You will notice the "unfair" practices are *SPECIFIED * ... it is not the "unfair" that makes something illegal it is the "specified".

And Carolinian does not get to do the specifying - simple really.


----------



## Carolinian

Beefnot said:


> With RCI, you know before you deposit what TPUs you will be given. It is not a blind deposit.



. . . but it is blind as heck as to what you will get in return if you use a search, and the best weeks usually require searchs.  You only look at one side of the equation.


----------



## Beefnot

Carolinian said:


> . . . but it is blind as heck as to what you will get in return if you use a search, and the best weeks usually require searchs.  You only look at one side of the equation.



That is no different than with any other exchange company.


----------



## Carolinian

Don't know where you pulled this quote from, as you don't reference it.  Probably somewhere inherently unreliable like Wikipedia.  Whoever wrote it sound like they have never pulled down a statute book and actually read one of these laws.

I suggest you educate yourself by reading the actual statutes.  Most, possibly all do NOT ''specify'' unfair practices.  They just use the word ''unfair'' which is very broad.  That's what the New Jersey law, that RCI was sued under, does, and that is what the North Carolina law does.  Fraud has specific elements that have to be proven, but the statutes give the court broad discretion to determine what is ''unfair'' or ''deceptive''.  And as I have said before, it is up to the court, not RCI or RCI's cheerleading squad, to determine what is ''unfair'' or ''deceptive''.

As to one of RCI's major transgressions, its rentals to the general public, I think amendment of some other state statutes would be in order.  The laws on exchange company disclosures that have to be signed by those who purchase from developers were written in the era when exchange companies only provided exchanges.  Rewriting these laws to require exchange companies to make very detailed disclosure of their rental to the public activities would probably sink lots of developer sales and send developers either to jerk RCI's chain very very hard to stop this practice, or to jump to II.
Full disclosure would shine a light somewhere that buyers need to take a look at and would help break up the exchange company malpractice of renting exchange deposits to the general public.




ampaholic said:


> "Consumer protection consists of laws and organizations designed to ensure the rights of consumers as well as fair trade competition and the free flow of truthful information in the marketplace. The laws are designed to prevent businesses that engage in fraud or *specified unfair practices* from gaining an advantage over competitors and may provide additional protection for the weak and those unable to take care of themselves."
> 
> You will notice the "unfair" practices are *SPECIFIED * ... it is not the "unfair" that makes something illegal it is the "specified".
> 
> And Carolinian does not get to do the specifying - simple really.


----------



## Beefnot

I believe you are correct about unfair practices not needing to have been previously specified.  I also edited your quote for completeness.

WORK INSTRUCTIONS →
(A) Answer these questions about the RCI exchange thread:
(i) According to Beefnot, what does a depositor with RCI know before making a deposit?
(ii) Which two state laws does Carolinian say use the word "unfair" without specifying unfair practices?
(iii) Which RCI activity does Carolinian call one of its major transgressions?
(B) Carry on the RCI exchange thread from where it stops.
The entries after the RCI exchange thread are separate material.

DATA →
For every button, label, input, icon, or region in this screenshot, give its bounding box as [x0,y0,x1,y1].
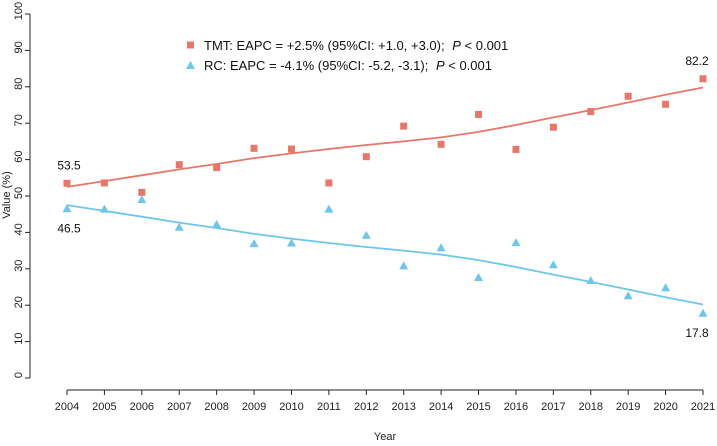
x-tick-label: 2007 [167,401,191,413]
x-tick-label: 2015 [466,401,490,413]
marker-rc [137,195,147,204]
marker-rc [661,283,671,292]
y-tick-label: 90 [13,41,25,53]
marker-rc [174,222,184,231]
x-axis-ticks: 2004 2005 2006 2007 2008 2009 2010 2011 2012 2013… [55,390,715,413]
marker-tmt [699,75,707,83]
legend-marker-rc [186,61,195,69]
y-tick-label: 0 [13,372,25,378]
legend-rc-p-label: P [436,58,445,73]
marker-rc [511,238,521,247]
x-tick-label: 2004 [55,401,79,413]
marker-rc [249,239,259,248]
marker-rc [286,238,296,247]
y-axis-ticks: 0 10 20 30 40 50 60 70 80 90 100 [13,2,30,379]
x-tick-label: 2020 [653,401,677,413]
data-markers [62,75,708,317]
legend-text-tmt: TMT: EAPC = +2.5% (95%CI: +1.0, +3.0); P… [204,38,508,53]
legend-marker-tmt [187,41,194,49]
legend-rc-eapc: RC: EAPC = -4.1% (95%CI: -5.2, -3.1); [204,58,428,73]
marker-tmt [512,145,520,153]
data-label: 17.8 [685,326,709,340]
marker-tmt [437,140,445,148]
x-tick-label: 2016 [504,401,528,413]
x-tick-label: 2005 [92,401,116,413]
marker-rc [62,204,72,213]
legend-tmt-p-label: P [452,38,461,53]
y-tick-label: 100 [13,2,25,20]
marker-tmt [475,110,483,118]
legend-tmt-eapc: TMT: EAPC = +2.5% (95%CI: +1.0, +3.0); [204,38,445,53]
x-axis-title: Year [374,431,397,443]
trend-line-rc [66,204,704,306]
marker-rc [474,273,484,282]
marker-rc [99,204,109,213]
x-tick-label: 2018 [579,401,603,413]
legend: TMT: EAPC = +2.5% (95%CI: +1.0, +3.0); P… [186,38,508,73]
trend-line-tmt [66,86,704,188]
data-label: 82.2 [685,54,709,68]
marker-tmt [287,145,295,153]
marker-tmt [138,188,146,196]
marker-tmt [624,92,632,100]
x-tick-label: 2008 [204,401,228,413]
y-tick-label: 80 [13,78,25,90]
y-tick-label: 40 [13,223,25,235]
y-tick-label: 70 [13,114,25,126]
x-tick-label: 2014 [429,401,453,413]
marker-rc [586,275,596,284]
marker-tmt [549,123,557,131]
marker-rc [399,261,409,270]
y-tick-label: 60 [13,150,25,162]
marker-tmt [662,100,670,108]
marker-tmt [325,179,333,187]
marker-rc [212,219,222,228]
marker-tmt [250,144,258,152]
marker-tmt [362,153,370,161]
x-tick-label: 2011 [317,401,341,413]
x-tick-label: 2006 [130,401,154,413]
marker-rc [324,204,334,213]
marker-tmt [400,122,408,130]
marker-tmt [175,161,183,169]
x-tick-label: 2017 [541,401,565,413]
trend-lines [66,86,704,306]
marker-rc [698,308,708,317]
data-label: 46.5 [57,222,81,236]
x-tick-label: 2012 [354,401,378,413]
x-tick-label: 2009 [242,401,266,413]
y-tick-label: 20 [13,296,25,308]
x-tick-label: 2021 [691,401,715,413]
y-tick-label: 50 [13,187,25,199]
marker-rc [623,291,633,300]
marker-tmt [63,179,71,187]
marker-rc [436,243,446,252]
y-tick-label: 10 [13,332,25,344]
marker-tmt [100,179,108,187]
marker-rc [361,230,371,239]
y-axis-title: Value (%) [1,171,13,218]
marker-rc [548,260,558,269]
legend-tmt-p-value: < 0.001 [461,38,508,53]
marker-tmt [587,108,595,116]
x-tick-label: 2010 [279,401,303,413]
legend-text-rc: RC: EAPC = -4.1% (95%CI: -5.2, -3.1); P … [204,58,492,73]
x-tick-label: 2019 [616,401,640,413]
data-labels: 53.5 46.5 82.2 17.8 [57,54,709,340]
y-tick-label: 30 [13,260,25,272]
x-tick-label: 2013 [391,401,415,413]
data-label: 53.5 [57,158,81,172]
legend-rc-p-value: < 0.001 [445,58,492,73]
marker-tmt [213,164,221,172]
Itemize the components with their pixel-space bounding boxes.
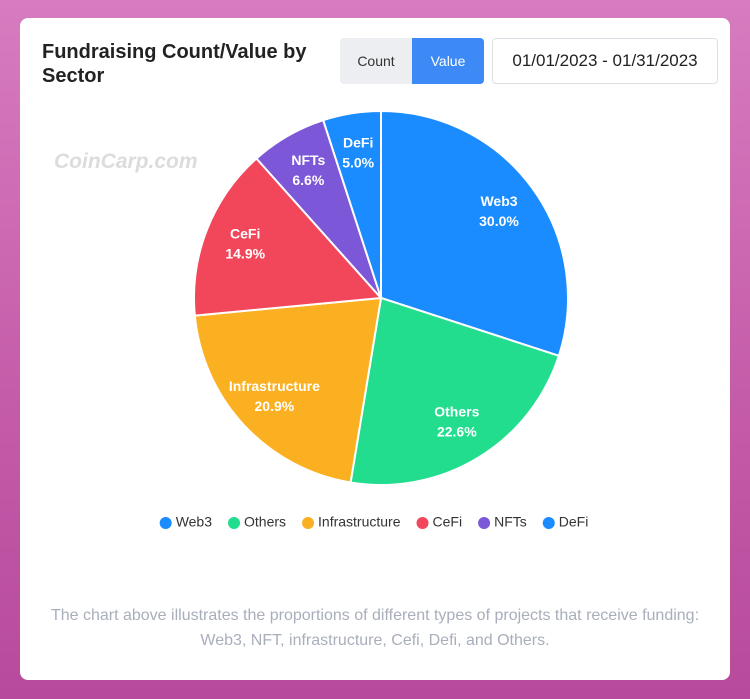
slice-label: CeFi bbox=[230, 225, 260, 241]
caption: The chart above illustrates the proporti… bbox=[50, 607, 700, 649]
slice-label: Others bbox=[434, 403, 479, 419]
legend-label: Infrastructure bbox=[318, 514, 401, 530]
slice-value-label: 5.0% bbox=[342, 155, 374, 171]
legend-label: DeFi bbox=[559, 514, 589, 530]
pie-slice bbox=[193, 296, 383, 484]
legend-label: CeFi bbox=[433, 514, 463, 530]
slice-value-label: 6.6% bbox=[292, 172, 324, 188]
slice-label: Infrastructure bbox=[229, 378, 320, 394]
count-button[interactable]: Count bbox=[340, 38, 412, 84]
slice-value-label: 14.9% bbox=[225, 245, 265, 261]
slice-label: NFTs bbox=[291, 152, 325, 168]
legend-label: Others bbox=[244, 514, 286, 530]
date-range[interactable]: 01/01/2023 - 01/31/2023 bbox=[492, 38, 718, 84]
legend-marker bbox=[302, 517, 315, 529]
legend-marker bbox=[478, 517, 491, 529]
legend-marker bbox=[159, 517, 172, 529]
value-button[interactable]: Value bbox=[412, 38, 484, 84]
legend-label: NFTs bbox=[494, 514, 527, 530]
chart-title: Fundraising Count/Value by Sector bbox=[42, 41, 307, 87]
legend-marker bbox=[416, 517, 429, 529]
slice-value-label: 22.6% bbox=[437, 423, 477, 439]
pie-slice bbox=[349, 296, 561, 486]
pie-slice bbox=[321, 109, 382, 299]
slice-label: DeFi bbox=[343, 135, 373, 151]
chart: Web3 30.0% Others 22.6% Infrastructure 20.9% C… bbox=[159, 109, 589, 530]
slice-value-label: 20.9% bbox=[255, 398, 295, 414]
card: Fundraising Count/Value by Sector Count … bbox=[20, 18, 730, 680]
legend-marker bbox=[542, 517, 555, 529]
pie-slice bbox=[380, 109, 569, 358]
legend-label: Web3 bbox=[176, 514, 213, 530]
legend-marker bbox=[228, 517, 241, 529]
slice-label: Web3 bbox=[480, 193, 517, 209]
pie-slice bbox=[193, 157, 384, 317]
watermark: CoinCarp.com bbox=[54, 150, 198, 173]
slice-value-label: 30.0% bbox=[479, 213, 519, 229]
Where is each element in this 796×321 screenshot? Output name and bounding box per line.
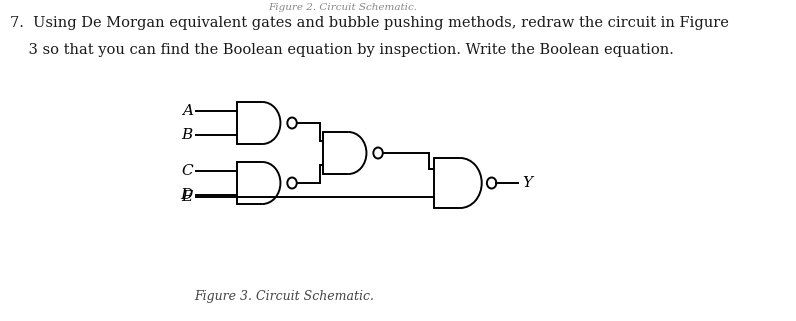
Text: 3 so that you can find the Boolean equation by inspection. Write the Boolean equ: 3 so that you can find the Boolean equat…	[10, 43, 674, 57]
Text: 7.  Using De Morgan equivalent gates and bubble pushing methods, redraw the circ: 7. Using De Morgan equivalent gates and …	[10, 16, 729, 30]
Text: E: E	[181, 190, 193, 204]
Text: Figure 2. Circuit Schematic.: Figure 2. Circuit Schematic.	[268, 3, 417, 12]
Text: A: A	[181, 104, 193, 118]
Text: B: B	[181, 128, 193, 142]
Text: C: C	[181, 164, 193, 178]
Text: Y: Y	[522, 176, 533, 190]
Text: D: D	[181, 188, 193, 202]
Text: Figure 3. Circuit Schematic.: Figure 3. Circuit Schematic.	[194, 290, 374, 303]
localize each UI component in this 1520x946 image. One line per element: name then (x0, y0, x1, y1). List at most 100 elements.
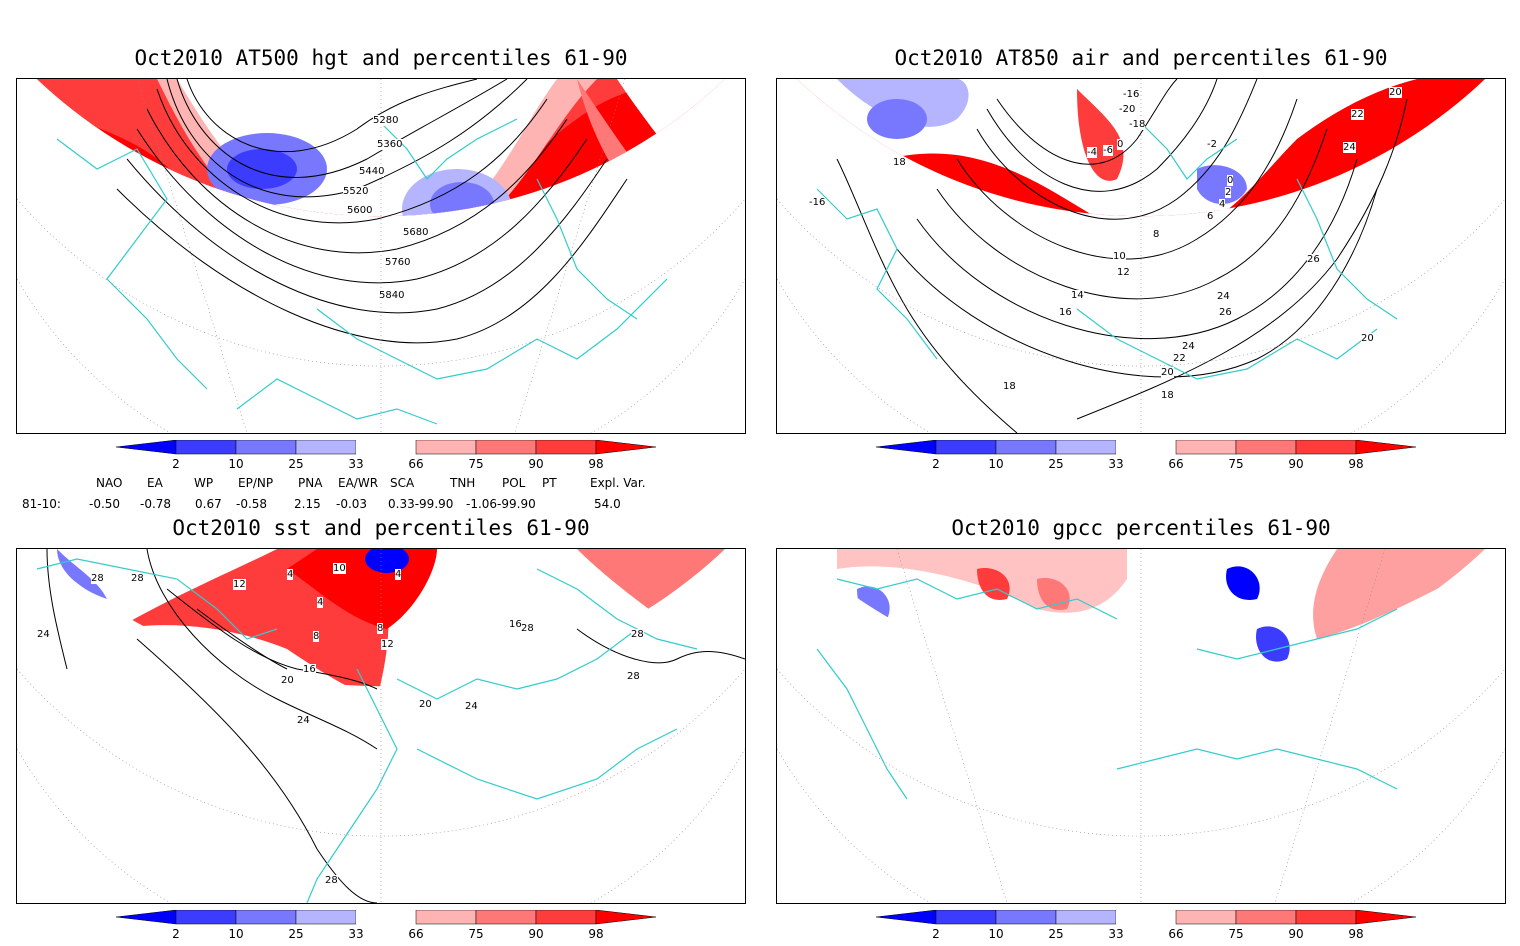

RESULTS OF THE TASKS →
(A)
(i) The depositor knows what TPUs will be given.
(ii) The New Jersey law under which RCI was sued, and the North Carolina law.
(iii) Its rentals to the general public.

(B)
Carolinian said:


> I suggest you educate yourself by reading the actual statutes.  Most, possibly all do NOT ''specify'' unfair practices.  They just use the word ''unfair'' which is very broad.  That's what the New Jersey law, that RCI was sued under, does, and that is what the North Carolina law does.  Fraud has specific elements that have to be proven, but the statutes give the court broad discretion to determine what is ''unfair'' or ''deceptive''.  And as I have said before, it is up to the court, not RCI or RCI's cheerleading squad _or the relentlessly crazed RCI haters like myself_, to determine what is ''unfair'' or ''deceptive''


----------



## ronparise

Back to our original post

The op deposited a week with RCI and received 26 tpu for that week. Presumably sometime later he will use those tpu to resereve a week or two or three 

Presumably he has taken a look at what weeks are available and what 26 tpu would buy and went forward with that deposit either because of what he can get for it (or in spite of it)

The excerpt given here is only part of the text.